- PROVIDED MATERIAL -
::::::

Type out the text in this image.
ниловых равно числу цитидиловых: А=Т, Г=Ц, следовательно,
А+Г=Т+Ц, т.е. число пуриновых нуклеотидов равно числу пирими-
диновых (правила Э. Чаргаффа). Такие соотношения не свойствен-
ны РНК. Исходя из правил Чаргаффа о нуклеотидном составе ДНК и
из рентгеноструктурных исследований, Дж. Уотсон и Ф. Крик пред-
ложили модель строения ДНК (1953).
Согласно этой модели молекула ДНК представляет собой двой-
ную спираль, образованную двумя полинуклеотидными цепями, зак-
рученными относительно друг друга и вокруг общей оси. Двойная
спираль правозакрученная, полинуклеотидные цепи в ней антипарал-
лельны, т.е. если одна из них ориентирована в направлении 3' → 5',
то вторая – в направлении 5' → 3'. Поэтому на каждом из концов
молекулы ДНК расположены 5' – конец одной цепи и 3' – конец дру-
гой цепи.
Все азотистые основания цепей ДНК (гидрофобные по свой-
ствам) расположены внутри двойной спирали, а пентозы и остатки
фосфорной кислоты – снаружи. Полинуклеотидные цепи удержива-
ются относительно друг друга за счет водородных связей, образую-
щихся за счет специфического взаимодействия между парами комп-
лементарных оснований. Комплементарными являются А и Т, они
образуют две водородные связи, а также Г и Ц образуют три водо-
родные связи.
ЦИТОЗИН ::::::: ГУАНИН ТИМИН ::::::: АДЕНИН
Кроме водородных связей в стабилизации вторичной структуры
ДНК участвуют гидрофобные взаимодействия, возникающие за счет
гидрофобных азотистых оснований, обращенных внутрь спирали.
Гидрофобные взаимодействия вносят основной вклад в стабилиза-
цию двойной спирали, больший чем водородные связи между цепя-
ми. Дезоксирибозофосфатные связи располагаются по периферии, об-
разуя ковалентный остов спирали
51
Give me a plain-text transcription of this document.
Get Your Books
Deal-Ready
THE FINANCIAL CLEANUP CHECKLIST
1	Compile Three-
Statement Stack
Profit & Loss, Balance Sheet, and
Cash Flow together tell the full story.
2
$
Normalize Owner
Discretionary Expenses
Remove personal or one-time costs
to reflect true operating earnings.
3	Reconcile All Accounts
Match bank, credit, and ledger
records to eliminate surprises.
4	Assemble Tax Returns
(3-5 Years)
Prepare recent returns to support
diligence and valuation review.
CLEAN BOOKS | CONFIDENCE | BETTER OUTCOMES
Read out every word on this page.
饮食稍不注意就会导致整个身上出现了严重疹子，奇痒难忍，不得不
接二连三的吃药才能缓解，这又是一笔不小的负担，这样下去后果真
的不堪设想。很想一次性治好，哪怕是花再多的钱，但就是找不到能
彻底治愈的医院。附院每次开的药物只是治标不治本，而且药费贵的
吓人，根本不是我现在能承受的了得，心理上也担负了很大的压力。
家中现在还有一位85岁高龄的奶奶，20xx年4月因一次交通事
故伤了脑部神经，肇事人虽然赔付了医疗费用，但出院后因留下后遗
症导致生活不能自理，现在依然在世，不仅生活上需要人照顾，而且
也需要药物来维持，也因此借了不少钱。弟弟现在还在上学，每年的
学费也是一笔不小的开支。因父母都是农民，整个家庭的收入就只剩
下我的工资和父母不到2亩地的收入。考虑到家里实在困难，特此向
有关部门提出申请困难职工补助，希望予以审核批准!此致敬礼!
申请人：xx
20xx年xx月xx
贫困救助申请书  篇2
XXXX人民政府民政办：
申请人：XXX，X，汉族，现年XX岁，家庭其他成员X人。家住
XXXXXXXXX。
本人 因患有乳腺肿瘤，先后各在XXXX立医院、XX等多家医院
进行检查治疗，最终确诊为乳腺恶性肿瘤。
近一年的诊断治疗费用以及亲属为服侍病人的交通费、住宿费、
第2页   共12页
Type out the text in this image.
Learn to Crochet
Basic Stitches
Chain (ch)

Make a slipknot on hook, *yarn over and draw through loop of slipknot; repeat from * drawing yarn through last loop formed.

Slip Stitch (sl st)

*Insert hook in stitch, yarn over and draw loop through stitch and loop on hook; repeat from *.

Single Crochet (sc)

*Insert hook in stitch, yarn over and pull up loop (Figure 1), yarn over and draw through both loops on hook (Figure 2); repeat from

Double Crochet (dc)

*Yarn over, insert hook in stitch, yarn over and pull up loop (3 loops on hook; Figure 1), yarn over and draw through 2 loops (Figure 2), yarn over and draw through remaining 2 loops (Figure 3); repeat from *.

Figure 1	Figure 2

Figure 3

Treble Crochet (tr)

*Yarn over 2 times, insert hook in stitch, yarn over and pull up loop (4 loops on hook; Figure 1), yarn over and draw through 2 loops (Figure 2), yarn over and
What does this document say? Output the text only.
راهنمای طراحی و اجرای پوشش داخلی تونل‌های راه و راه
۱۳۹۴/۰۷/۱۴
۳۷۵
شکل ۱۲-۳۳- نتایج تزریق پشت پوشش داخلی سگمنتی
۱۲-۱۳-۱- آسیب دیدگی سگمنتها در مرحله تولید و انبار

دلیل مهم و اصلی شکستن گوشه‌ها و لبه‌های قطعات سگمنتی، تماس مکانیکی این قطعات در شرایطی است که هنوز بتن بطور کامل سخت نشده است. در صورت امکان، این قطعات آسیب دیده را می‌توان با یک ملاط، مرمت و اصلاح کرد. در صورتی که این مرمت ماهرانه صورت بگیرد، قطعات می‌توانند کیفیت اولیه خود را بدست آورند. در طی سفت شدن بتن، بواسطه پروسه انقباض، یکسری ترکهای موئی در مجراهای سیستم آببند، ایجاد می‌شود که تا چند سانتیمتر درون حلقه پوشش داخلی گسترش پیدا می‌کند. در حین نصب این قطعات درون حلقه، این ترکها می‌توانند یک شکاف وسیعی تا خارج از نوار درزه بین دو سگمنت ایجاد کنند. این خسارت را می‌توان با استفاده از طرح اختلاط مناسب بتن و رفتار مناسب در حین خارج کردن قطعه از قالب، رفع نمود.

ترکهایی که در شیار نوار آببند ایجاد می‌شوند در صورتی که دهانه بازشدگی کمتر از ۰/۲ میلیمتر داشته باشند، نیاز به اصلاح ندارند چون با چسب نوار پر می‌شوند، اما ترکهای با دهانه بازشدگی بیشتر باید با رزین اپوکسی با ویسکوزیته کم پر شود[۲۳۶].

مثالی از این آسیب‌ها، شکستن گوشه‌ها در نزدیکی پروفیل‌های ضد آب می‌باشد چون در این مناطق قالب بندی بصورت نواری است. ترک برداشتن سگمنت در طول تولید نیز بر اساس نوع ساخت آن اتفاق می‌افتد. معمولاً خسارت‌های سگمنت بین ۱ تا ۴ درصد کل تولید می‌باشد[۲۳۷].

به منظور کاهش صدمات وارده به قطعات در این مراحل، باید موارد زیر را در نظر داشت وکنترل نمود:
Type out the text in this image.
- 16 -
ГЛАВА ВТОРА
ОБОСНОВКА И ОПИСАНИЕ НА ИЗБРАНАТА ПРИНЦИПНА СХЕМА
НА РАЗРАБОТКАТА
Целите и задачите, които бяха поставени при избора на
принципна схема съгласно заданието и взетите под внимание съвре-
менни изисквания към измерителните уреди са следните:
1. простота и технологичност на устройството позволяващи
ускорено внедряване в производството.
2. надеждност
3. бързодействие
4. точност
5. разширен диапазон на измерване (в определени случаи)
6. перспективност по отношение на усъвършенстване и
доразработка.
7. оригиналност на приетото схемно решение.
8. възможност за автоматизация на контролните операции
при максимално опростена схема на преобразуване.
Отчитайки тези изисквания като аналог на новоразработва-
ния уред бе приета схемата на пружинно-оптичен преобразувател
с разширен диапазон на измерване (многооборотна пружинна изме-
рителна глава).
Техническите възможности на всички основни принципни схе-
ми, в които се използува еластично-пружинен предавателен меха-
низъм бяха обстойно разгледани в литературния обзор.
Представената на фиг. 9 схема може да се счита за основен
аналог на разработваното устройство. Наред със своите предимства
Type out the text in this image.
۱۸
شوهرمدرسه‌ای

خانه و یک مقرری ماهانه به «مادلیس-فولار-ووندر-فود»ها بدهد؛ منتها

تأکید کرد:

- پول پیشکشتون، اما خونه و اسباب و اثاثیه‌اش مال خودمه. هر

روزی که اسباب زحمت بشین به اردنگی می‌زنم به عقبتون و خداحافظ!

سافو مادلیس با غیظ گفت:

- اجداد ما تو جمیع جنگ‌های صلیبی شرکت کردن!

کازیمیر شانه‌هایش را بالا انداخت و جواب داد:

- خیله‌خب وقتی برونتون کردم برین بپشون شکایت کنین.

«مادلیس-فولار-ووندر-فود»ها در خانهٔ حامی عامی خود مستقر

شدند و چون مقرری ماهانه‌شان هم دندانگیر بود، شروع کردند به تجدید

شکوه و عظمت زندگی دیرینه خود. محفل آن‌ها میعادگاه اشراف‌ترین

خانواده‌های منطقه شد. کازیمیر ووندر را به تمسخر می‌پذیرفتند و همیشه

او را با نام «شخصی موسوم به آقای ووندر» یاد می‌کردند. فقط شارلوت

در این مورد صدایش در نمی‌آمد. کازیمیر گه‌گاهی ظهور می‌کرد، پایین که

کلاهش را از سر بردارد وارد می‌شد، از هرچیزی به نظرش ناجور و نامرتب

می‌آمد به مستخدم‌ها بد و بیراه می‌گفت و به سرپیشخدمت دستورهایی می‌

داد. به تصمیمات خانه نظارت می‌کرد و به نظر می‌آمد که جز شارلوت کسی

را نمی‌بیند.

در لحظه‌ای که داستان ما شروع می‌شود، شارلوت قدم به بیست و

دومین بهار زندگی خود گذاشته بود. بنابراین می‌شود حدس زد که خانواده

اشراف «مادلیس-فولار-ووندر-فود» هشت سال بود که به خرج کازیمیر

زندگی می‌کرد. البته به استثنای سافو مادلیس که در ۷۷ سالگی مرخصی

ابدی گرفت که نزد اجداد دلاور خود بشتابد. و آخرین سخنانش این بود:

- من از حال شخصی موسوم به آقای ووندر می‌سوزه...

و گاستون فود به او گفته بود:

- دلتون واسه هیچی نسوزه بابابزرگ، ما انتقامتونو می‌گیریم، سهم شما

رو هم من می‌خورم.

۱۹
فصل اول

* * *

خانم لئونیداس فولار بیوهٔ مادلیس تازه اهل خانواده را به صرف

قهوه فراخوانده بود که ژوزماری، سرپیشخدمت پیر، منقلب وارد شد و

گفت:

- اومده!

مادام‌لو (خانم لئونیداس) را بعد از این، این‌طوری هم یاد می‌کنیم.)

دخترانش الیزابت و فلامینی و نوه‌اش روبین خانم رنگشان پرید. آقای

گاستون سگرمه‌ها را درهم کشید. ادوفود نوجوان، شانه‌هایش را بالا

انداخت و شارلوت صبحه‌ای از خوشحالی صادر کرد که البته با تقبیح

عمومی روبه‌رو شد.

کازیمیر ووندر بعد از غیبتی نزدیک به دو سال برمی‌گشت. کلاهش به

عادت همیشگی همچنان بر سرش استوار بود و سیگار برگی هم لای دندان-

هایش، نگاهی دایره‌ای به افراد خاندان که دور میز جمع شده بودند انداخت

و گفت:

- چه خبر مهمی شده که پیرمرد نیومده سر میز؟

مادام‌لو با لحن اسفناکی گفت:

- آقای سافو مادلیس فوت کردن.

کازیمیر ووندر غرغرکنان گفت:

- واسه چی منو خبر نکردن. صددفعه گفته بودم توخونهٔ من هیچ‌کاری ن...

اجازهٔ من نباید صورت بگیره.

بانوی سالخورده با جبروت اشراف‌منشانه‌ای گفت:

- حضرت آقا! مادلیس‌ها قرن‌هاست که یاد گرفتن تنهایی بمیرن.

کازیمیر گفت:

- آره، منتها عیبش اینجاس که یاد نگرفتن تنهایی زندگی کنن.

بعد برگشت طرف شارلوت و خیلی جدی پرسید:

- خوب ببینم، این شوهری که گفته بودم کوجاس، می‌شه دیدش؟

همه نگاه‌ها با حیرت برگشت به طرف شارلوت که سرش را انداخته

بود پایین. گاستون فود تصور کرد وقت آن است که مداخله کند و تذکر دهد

::::::

- GIVEN EXERCISE -
Copy every line in the listing above where the string "سافو" turns up.

- FULL RESPONSE -
سافو مادلیس با غیظ گفت:
زندگی می‌کرد. البته به استثنای سافو مادلیس که در ۷۷ سالگی مرخصی
- آقای سافو مادلیس فوت کردن.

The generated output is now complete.